▶ [Material for the task]

------------------------------------------------------------------------

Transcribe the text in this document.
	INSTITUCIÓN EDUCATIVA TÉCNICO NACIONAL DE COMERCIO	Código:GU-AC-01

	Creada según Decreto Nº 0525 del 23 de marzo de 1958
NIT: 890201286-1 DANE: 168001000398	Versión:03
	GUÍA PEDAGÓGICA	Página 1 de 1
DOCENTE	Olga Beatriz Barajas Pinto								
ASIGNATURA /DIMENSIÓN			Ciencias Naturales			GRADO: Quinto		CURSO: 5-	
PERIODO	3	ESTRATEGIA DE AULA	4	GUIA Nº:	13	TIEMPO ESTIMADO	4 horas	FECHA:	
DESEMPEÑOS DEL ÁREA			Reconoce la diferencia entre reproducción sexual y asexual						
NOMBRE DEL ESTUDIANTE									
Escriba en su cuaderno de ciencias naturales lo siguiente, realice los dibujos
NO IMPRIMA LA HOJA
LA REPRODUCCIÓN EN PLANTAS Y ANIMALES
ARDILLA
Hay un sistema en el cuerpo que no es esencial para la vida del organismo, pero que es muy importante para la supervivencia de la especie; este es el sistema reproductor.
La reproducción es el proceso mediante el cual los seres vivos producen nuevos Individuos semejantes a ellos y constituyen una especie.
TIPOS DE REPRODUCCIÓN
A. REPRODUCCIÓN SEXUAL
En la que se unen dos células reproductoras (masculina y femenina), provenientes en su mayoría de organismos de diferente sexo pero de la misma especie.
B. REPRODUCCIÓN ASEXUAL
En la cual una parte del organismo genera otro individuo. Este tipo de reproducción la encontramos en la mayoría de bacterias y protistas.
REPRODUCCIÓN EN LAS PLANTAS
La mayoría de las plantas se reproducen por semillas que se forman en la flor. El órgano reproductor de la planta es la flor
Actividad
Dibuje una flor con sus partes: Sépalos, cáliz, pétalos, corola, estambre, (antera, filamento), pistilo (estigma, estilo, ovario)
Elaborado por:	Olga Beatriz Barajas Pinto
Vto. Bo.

------------------------------------------------------------------------

▶ [Problem statement]
Report how many lines above hold "especie", number only.

▶ [Answer to the problem]
3